— Start of Materials provided —

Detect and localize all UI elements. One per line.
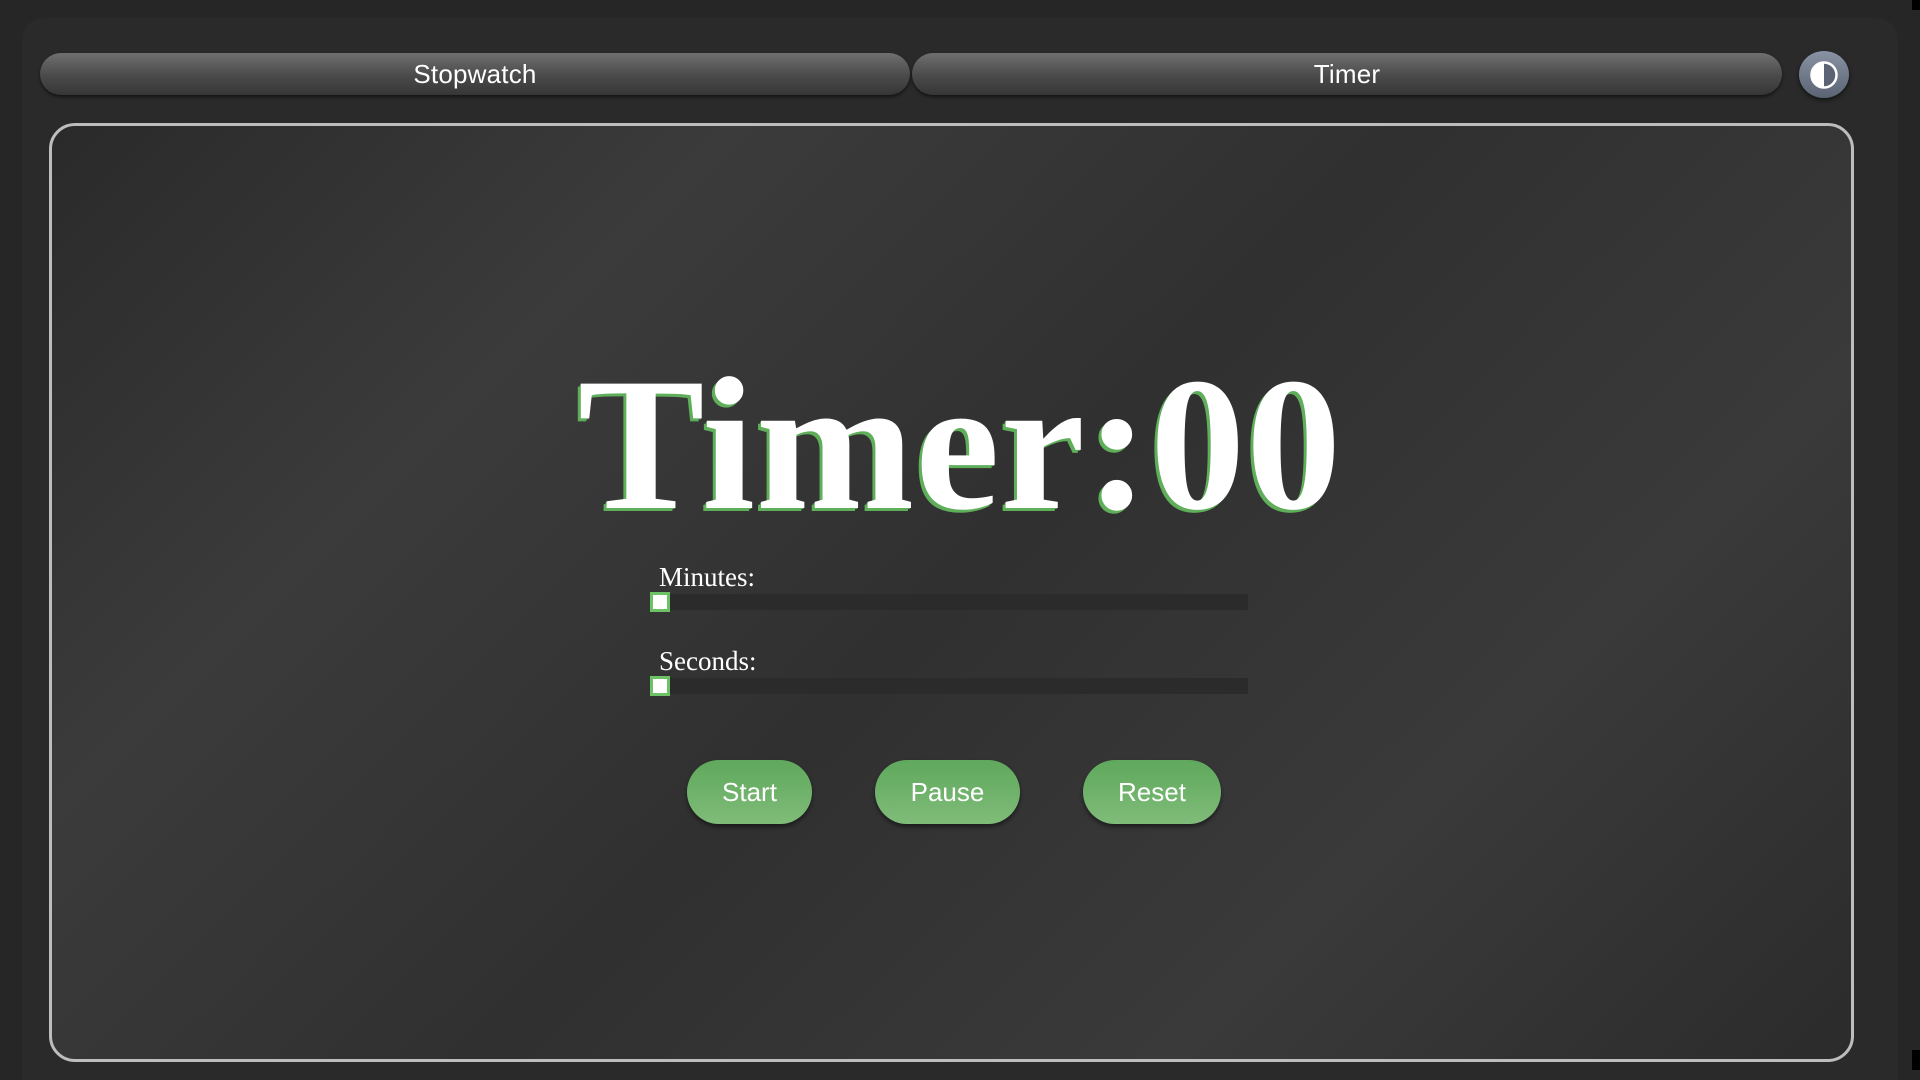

— End of Materials provided —
— Start of Materials provided —

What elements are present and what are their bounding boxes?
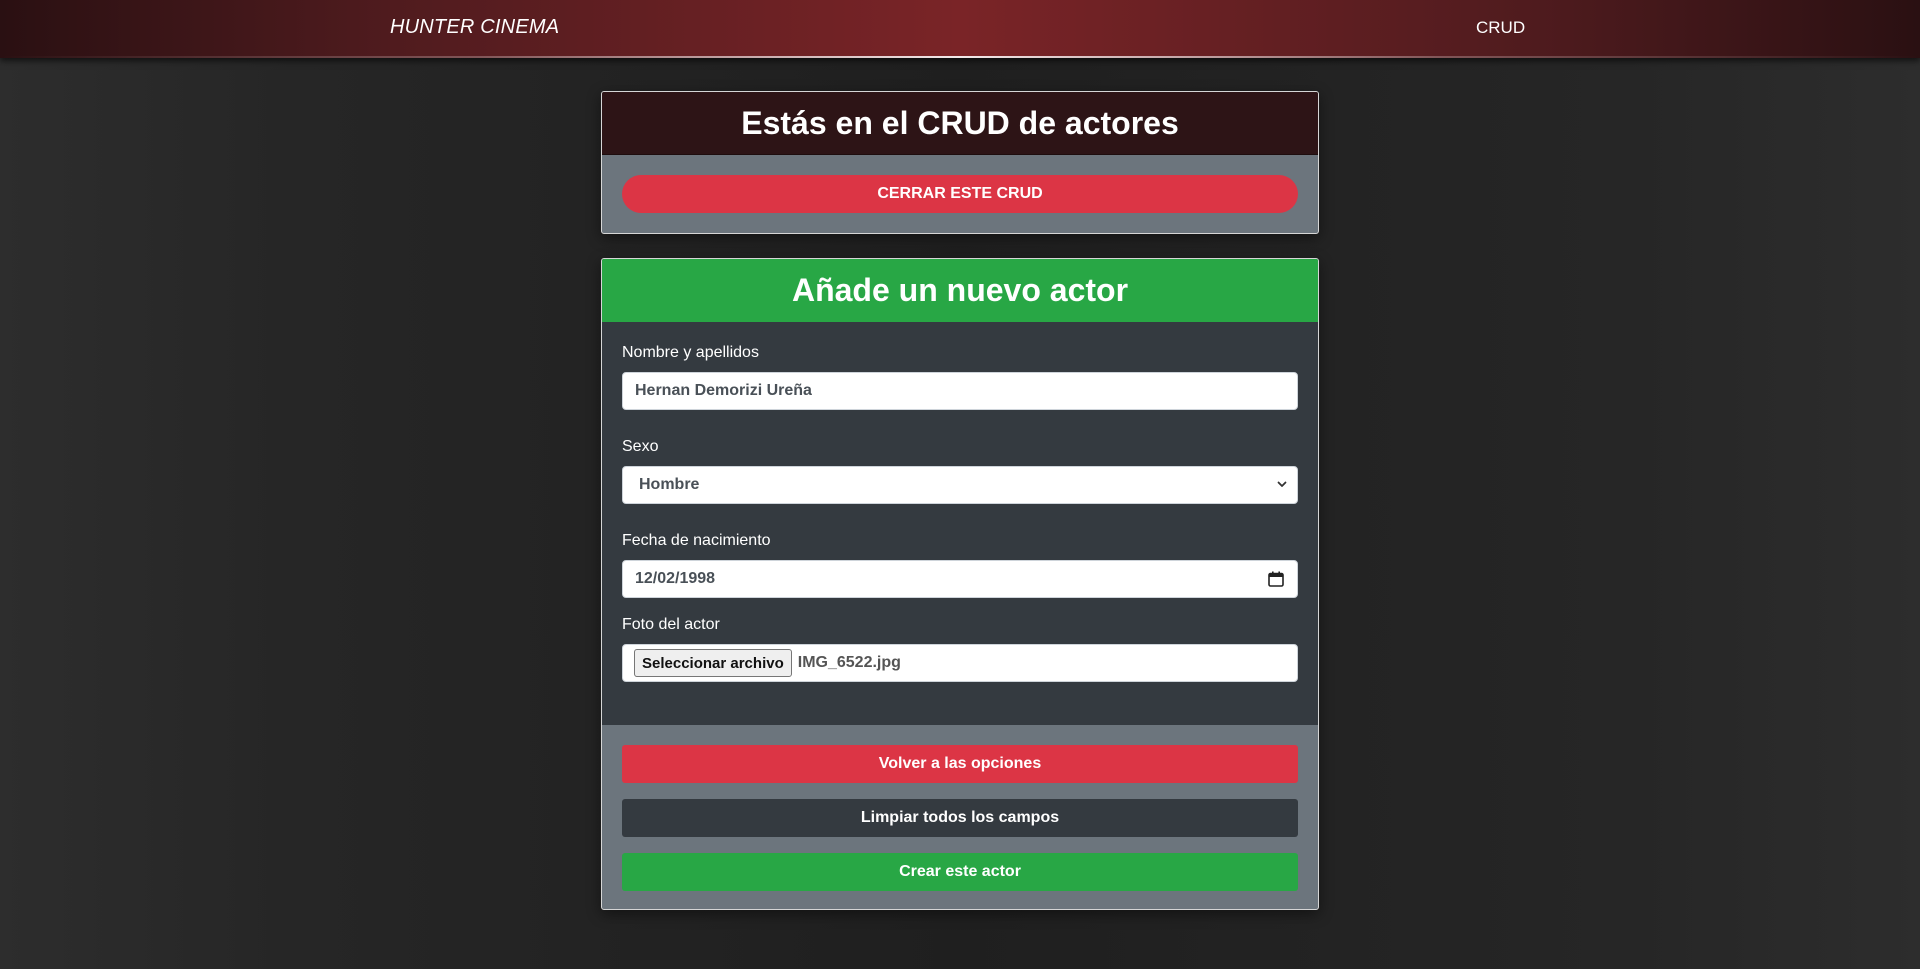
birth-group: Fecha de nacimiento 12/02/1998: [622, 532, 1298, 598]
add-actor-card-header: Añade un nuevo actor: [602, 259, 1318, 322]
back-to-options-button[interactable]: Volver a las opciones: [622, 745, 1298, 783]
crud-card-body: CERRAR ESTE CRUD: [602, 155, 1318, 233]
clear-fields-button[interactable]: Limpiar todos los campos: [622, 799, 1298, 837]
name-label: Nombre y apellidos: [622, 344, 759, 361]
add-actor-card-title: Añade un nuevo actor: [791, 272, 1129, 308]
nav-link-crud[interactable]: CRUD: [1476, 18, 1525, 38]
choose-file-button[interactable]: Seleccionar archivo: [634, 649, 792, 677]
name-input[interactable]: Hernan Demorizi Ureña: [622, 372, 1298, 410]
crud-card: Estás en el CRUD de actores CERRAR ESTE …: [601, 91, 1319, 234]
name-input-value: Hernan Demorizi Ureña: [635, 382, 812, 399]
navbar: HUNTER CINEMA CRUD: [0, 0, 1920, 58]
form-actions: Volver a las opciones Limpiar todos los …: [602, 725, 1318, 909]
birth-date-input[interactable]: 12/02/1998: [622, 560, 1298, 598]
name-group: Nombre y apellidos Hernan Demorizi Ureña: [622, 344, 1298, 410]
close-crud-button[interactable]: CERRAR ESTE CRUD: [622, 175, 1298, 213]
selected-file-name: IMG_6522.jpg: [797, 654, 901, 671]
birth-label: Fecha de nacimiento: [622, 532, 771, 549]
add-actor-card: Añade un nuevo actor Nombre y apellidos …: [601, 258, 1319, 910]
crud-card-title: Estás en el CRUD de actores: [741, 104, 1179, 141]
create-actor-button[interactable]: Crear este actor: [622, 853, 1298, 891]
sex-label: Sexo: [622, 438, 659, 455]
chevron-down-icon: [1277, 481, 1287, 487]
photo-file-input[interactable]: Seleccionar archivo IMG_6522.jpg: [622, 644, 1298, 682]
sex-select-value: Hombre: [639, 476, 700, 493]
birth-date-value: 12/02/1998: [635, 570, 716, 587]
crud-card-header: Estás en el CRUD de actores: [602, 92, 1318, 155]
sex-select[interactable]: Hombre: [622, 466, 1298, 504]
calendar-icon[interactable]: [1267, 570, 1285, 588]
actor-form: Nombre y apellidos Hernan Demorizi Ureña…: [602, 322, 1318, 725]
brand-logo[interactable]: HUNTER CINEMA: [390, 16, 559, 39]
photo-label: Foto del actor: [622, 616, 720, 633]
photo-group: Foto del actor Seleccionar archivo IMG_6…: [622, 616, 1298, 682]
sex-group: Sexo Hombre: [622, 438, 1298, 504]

— End of Materials provided —
— Start of Materials provided —

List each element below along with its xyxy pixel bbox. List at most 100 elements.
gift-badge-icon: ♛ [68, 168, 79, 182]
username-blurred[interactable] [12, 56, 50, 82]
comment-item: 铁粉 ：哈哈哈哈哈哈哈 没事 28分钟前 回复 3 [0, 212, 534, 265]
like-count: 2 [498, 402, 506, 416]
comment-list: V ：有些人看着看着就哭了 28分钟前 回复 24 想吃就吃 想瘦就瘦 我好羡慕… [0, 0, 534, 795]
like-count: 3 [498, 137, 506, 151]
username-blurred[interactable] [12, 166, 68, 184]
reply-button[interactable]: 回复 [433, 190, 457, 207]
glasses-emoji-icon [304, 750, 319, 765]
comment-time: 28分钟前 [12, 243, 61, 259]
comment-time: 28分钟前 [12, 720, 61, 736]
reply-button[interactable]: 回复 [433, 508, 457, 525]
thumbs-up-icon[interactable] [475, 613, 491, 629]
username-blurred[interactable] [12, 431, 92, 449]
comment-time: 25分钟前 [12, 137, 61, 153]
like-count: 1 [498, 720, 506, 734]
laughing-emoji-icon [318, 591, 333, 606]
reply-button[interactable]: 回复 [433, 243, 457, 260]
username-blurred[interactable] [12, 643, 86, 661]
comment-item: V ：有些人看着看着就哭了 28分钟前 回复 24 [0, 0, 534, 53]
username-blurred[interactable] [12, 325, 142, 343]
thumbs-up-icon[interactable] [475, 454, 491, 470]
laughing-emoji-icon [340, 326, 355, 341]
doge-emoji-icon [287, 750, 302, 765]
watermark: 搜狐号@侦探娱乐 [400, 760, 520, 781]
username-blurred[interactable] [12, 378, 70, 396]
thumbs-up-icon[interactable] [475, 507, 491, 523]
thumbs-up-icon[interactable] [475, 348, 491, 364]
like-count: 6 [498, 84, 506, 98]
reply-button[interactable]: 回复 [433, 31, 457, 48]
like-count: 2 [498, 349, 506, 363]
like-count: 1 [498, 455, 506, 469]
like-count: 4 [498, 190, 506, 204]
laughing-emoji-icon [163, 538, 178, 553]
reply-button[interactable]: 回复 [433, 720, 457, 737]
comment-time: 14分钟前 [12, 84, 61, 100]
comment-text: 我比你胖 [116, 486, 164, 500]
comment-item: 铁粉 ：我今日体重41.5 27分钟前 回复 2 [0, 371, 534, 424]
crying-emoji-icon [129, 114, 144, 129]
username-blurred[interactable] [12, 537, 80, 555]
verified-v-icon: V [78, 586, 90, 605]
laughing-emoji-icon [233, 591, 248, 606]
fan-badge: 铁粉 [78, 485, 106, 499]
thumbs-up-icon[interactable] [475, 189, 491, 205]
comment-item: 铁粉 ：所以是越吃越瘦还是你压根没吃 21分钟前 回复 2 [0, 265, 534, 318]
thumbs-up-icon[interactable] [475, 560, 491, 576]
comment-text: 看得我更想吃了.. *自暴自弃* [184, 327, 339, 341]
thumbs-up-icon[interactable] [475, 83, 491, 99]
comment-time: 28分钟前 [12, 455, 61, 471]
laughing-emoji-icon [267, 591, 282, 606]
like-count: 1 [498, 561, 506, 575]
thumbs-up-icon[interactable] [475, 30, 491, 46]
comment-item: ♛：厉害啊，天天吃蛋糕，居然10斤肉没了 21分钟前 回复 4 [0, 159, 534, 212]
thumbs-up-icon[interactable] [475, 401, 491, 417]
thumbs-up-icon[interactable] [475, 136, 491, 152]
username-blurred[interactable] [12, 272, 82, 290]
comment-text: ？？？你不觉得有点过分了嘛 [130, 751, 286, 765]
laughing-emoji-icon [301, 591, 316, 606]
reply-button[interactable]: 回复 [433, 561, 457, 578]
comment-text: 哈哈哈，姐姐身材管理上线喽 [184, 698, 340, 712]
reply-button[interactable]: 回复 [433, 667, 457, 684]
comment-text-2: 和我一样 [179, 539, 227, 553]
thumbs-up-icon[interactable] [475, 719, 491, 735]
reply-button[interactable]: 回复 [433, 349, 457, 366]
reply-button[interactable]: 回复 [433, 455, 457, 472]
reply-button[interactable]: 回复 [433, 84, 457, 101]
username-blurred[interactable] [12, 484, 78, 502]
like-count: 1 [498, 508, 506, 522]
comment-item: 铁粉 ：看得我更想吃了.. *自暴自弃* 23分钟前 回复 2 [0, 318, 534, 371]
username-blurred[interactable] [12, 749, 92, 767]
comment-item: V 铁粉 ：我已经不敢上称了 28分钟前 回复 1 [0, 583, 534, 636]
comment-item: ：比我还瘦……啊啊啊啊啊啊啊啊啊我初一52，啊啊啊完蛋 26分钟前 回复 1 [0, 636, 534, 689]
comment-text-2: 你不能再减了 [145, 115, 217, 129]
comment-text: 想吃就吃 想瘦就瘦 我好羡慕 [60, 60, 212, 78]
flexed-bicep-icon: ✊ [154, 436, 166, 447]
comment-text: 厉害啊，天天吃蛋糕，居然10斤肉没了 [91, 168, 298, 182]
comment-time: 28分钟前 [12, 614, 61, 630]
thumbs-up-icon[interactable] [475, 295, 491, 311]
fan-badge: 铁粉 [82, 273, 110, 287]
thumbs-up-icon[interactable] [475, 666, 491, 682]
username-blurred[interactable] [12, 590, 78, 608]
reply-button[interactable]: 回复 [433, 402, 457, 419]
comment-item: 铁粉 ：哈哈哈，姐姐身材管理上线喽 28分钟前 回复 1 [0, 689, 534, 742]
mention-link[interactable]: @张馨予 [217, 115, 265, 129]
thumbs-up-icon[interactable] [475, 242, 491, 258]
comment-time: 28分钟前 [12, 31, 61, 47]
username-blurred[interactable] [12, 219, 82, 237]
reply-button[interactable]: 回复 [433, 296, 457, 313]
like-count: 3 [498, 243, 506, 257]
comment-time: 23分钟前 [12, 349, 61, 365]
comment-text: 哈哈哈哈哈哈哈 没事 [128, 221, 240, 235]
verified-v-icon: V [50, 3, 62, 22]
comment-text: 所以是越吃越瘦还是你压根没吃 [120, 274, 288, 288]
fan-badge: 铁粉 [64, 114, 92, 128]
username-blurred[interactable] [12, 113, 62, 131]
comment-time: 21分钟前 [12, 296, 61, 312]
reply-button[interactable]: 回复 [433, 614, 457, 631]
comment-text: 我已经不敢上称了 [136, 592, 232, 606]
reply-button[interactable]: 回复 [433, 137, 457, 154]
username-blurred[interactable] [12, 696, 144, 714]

— End of Materials provided —

### What is needed:
Copy out, word for word, the item lines from the line containing "What elements are" through the line containing "navbar: HUNTER CINEMA CRUD: [0, 0, 1920, 58]", including both of those lines, and leave out the picture.

### Task answer:
What elements are present and what are their bounding boxes?
birth-group: Fecha de nacimiento 12/02/1998: [622, 532, 1298, 598]
add-actor-card-header: Añade un nuevo actor: [602, 259, 1318, 322]
back-to-options-button[interactable]: Volver a las opciones: [622, 745, 1298, 783]
crud-card-body: CERRAR ESTE CRUD: [602, 155, 1318, 233]
clear-fields-button[interactable]: Limpiar todos los campos: [622, 799, 1298, 837]
name-label: Nombre y apellidos: [622, 344, 759, 361]
add-actor-card-title: Añade un nuevo actor: [791, 272, 1129, 308]
nav-link-crud[interactable]: CRUD: [1476, 18, 1525, 38]
choose-file-button[interactable]: Seleccionar archivo: [634, 649, 792, 677]
name-input[interactable]: Hernan Demorizi Ureña: [622, 372, 1298, 410]
crud-card: Estás en el CRUD de actores CERRAR ESTE …: [601, 91, 1319, 234]
name-input-value: Hernan Demorizi Ureña: [635, 382, 812, 399]
navbar: HUNTER CINEMA CRUD: [0, 0, 1920, 58]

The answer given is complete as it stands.